◆ Work request ◆
Wherever the string "hour" appears in the entries below, return the line that holds it.
--- Supplied entries Enclosed Below ---
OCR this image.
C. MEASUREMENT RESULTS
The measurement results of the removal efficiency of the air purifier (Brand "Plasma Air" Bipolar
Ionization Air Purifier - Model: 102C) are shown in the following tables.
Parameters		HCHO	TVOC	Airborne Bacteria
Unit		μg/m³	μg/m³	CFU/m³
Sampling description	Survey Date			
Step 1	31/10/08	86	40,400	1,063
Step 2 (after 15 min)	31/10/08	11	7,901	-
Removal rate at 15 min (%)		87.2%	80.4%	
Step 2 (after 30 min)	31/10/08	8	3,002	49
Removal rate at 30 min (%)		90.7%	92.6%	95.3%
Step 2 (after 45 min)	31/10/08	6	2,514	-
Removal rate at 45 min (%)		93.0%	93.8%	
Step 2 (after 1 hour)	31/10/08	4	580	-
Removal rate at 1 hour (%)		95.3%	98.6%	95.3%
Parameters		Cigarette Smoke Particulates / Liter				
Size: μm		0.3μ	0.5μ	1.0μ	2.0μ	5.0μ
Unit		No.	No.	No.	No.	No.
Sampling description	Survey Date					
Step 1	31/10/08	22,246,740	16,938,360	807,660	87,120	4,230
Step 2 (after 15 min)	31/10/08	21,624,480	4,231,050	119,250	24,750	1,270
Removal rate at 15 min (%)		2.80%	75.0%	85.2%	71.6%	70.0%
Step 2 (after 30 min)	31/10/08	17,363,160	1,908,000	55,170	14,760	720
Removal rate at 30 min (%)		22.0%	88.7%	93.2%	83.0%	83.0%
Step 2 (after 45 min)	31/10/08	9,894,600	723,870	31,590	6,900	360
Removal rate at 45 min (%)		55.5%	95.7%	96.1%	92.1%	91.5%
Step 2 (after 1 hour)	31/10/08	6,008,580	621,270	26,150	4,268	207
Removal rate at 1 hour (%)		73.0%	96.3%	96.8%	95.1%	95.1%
--- End of Enclosed Supplied entries ---
◆ Task response ◆
Step 2 (after 1 hour)	31/10/08	4	580	-
Removal rate at 1 hour (%)		95.3%	98.6%	95.3%
Step 2 (after 1 hour)	31/10/08	6,008,580	621,270	26,150	4,268	207
Removal rate at 1 hour (%)		73.0%	96.3%	96.8%	95.1%	95.1%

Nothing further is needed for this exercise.